Data section start
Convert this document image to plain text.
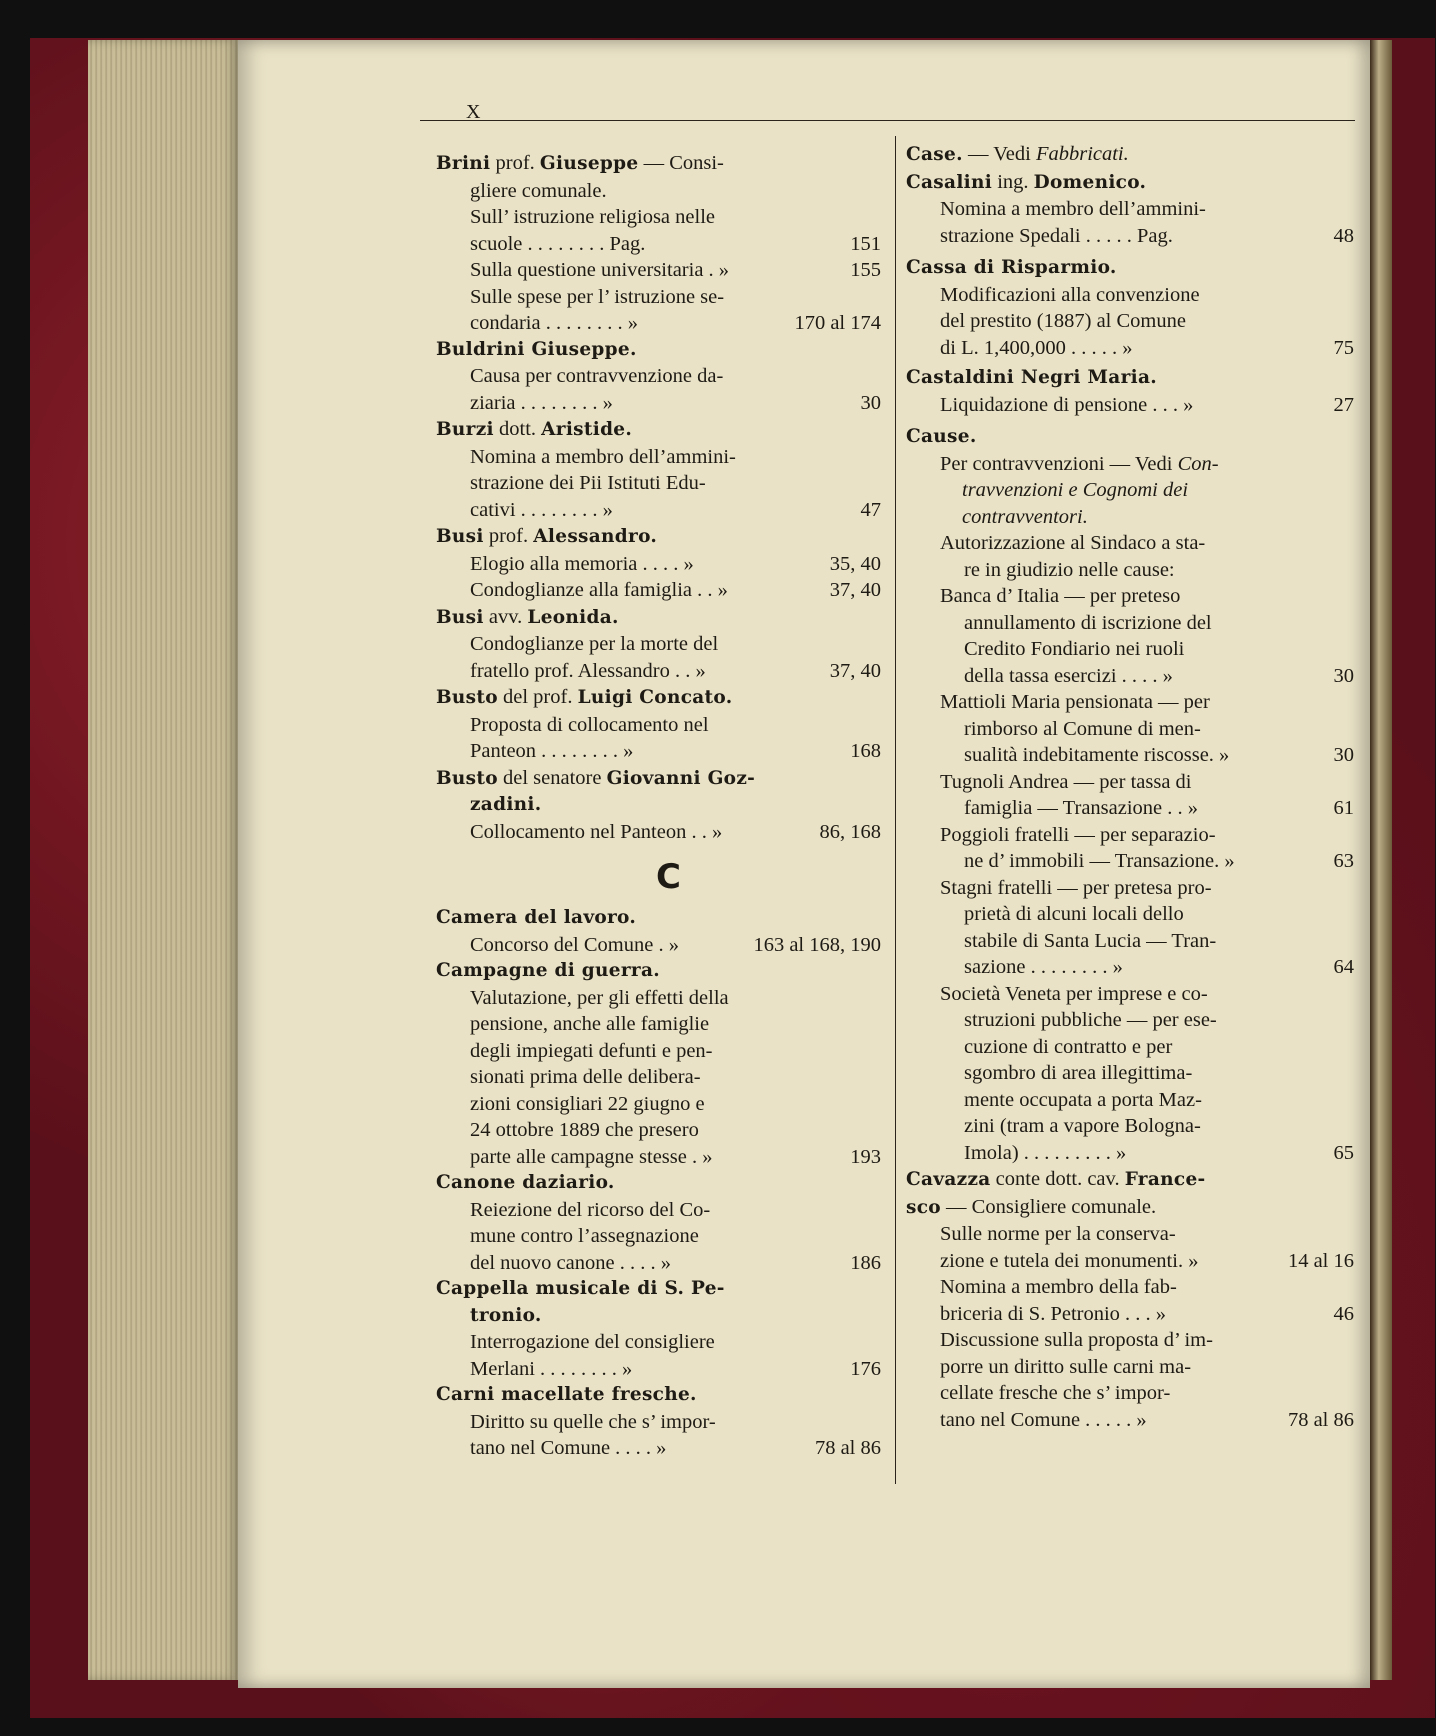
X
Brini prof. Giuseppe — Consi-
gliere comunale.
Sull’ istruzione religiosa nelle
scuole . . . . . . . . Pag.	151
Sulla questione universitaria . »	155
Sulle spese per l’ istruzione se-
condaria . . . . . . . . »	170 al 174
Buldrini Giuseppe.
Causa per contravvenzione da-
ziaria . . . . . . . . »	30
Burzi dott. Aristide.
Nomina a membro dell’ammini-
strazione dei Pii Istituti Edu-
cativi . . . . . . . . »	47
Busi prof. Alessandro.
Elogio alla memoria . . . . »	35, 40
Condoglianze alla famiglia . . »	37, 40
Busi avv. Leonida.
Condoglianze per la morte del
fratello prof. Alessandro . . »	37, 40
Busto del prof. Luigi Concato.
Proposta di collocamento nel
Panteon . . . . . . . . »	168
Busto del senatore Giovanni Goz-
zadini.
Collocamento nel Panteon . . »	86, 168
C
Camera del lavoro.
Concorso del Comune . »	163 al 168, 190
Campagne di guerra.
Valutazione, per gli effetti della
pensione, anche alle famiglie
degli impiegati defunti e pen-
sionati prima delle delibera-
zioni consigliari 22 giugno e
24 ottobre 1889 che presero
parte alle campagne stesse . »	193
Canone daziario.
Reiezione del ricorso del Co-
mune contro l’assegnazione
del nuovo canone . . . . »	186
Cappella musicale di S. Pe-
tronio.
Interrogazione del consigliere
Merlani . . . . . . . . »	176
Carni macellate fresche.
Diritto su quelle che s’ impor-
tano nel Comune . . . . »	78 al 86
Case. — Vedi Fabbricati.
Casalini ing. Domenico.
Nomina a membro dell’ammini-
strazione Spedali . . . . . Pag.	48
Cassa di Risparmio.
Modificazioni alla convenzione
del prestito (1887) al Comune
di L. 1,400,000 . . . . . »	75
Castaldini Negri Maria.
Liquidazione di pensione . . . »	27
Cause.
Per contravvenzioni — Vedi Con-
travvenzioni e Cognomi dei
contravventori.
Autorizzazione al Sindaco a sta-
re in giudizio nelle cause:
Banca d’ Italia — per preteso
annullamento di iscrizione del
Credito Fondiario nei ruoli
della tassa esercizi . . . . »	30
Mattioli Maria pensionata — per
rimborso al Comune di men-
sualità indebitamente riscosse. »	30
Tugnoli Andrea — per tassa di
famiglia — Transazione . . »	61
Poggioli fratelli — per separazio-
ne d’ immobili — Transazione. »	63
Stagni fratelli — per pretesa pro-
prietà di alcuni locali dello
stabile di Santa Lucia — Tran-
sazione . . . . . . . . »	64
Società Veneta per imprese e co-
struzioni pubbliche — per ese-
cuzione di contratto e per
sgombro di area illegittima-
mente occupata a porta Maz-
zini (tram a vapore Bologna-
Imola) . . . . . . . . . »	65
Cavazza conte dott. cav. France-
sco — Consigliere comunale.
Sulle norme per la conserva-
zione e tutela dei monumenti. »	14 al 16
Nomina a membro della fab-
briceria di S. Petronio . . . »	46
Discussione sulla proposta d’ im-
porre un diritto sulle carni ma-
cellate fresche che s’ impor-
tano nel Comune . . . . . »	78 al 86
Data section end
» **Task**: Leave the pictures out, and print every line of the listing exactly as written.

» **Exercise output**:
Convert this document image to plain text.
X
Brini prof. Giuseppe — Consi-
gliere comunale.
Sull’ istruzione religiosa nelle
scuole . . . . . . . . Pag.	151
Sulla questione universitaria . »	155
Sulle spese per l’ istruzione se-
condaria . . . . . . . . »	170 al 174
Buldrini Giuseppe.
Causa per contravvenzione da-
ziaria . . . . . . . . »	30
Burzi dott. Aristide.
Nomina a membro dell’ammini-
strazione dei Pii Istituti Edu-
cativi . . . . . . . . »	47
Busi prof. Alessandro.
Elogio alla memoria . . . . »	35, 40
Condoglianze alla famiglia . . »	37, 40
Busi avv. Leonida.
Condoglianze per la morte del
fratello prof. Alessandro . . »	37, 40
Busto del prof. Luigi Concato.
Proposta di collocamento nel
Panteon . . . . . . . . »	168
Busto del senatore Giovanni Goz-
zadini.
Collocamento nel Panteon . . »	86, 168
C
Camera del lavoro.
Concorso del Comune . »	163 al 168, 190
Campagne di guerra.
Valutazione, per gli effetti della
pensione, anche alle famiglie
degli impiegati defunti e pen-
sionati prima delle delibera-
zioni consigliari 22 giugno e
24 ottobre 1889 che presero
parte alle campagne stesse . »	193
Canone daziario.
Reiezione del ricorso del Co-
mune contro l’assegnazione
del nuovo canone . . . . »	186
Cappella musicale di S. Pe-
tronio.
Interrogazione del consigliere
Merlani . . . . . . . . »	176
Carni macellate fresche.
Diritto su quelle che s’ impor-
tano nel Comune . . . . »	78 al 86
Case. — Vedi Fabbricati.
Casalini ing. Domenico.
Nomina a membro dell’ammini-
strazione Spedali . . . . . Pag.	48
Cassa di Risparmio.
Modificazioni alla convenzione
del prestito (1887) al Comune
di L. 1,400,000 . . . . . »	75
Castaldini Negri Maria.
Liquidazione di pensione . . . »	27
Cause.
Per contravvenzioni — Vedi Con-
travvenzioni e Cognomi dei
contravventori.
Autorizzazione al Sindaco a sta-
re in giudizio nelle cause:
Banca d’ Italia — per preteso
annullamento di iscrizione del
Credito Fondiario nei ruoli
della tassa esercizi . . . . »	30
Mattioli Maria pensionata — per
rimborso al Comune di men-
sualità indebitamente riscosse. »	30
Tugnoli Andrea — per tassa di
famiglia — Transazione . . »	61
Poggioli fratelli — per separazio-
ne d’ immobili — Transazione. »	63
Stagni fratelli — per pretesa pro-
prietà di alcuni locali dello
stabile di Santa Lucia — Tran-
sazione . . . . . . . . »	64
Società Veneta per imprese e co-
struzioni pubbliche — per ese-
cuzione di contratto e per
sgombro di area illegittima-
mente occupata a porta Maz-
zini (tram a vapore Bologna-
Imola) . . . . . . . . . »	65
Cavazza conte dott. cav. France-
sco — Consigliere comunale.
Sulle norme per la conserva-
zione e tutela dei monumenti. »	14 al 16
Nomina a membro della fab-
briceria di S. Petronio . . . »	46
Discussione sulla proposta d’ im-
porre un diritto sulle carni ma-
cellate fresche che s’ impor-
tano nel Comune . . . . . »	78 al 86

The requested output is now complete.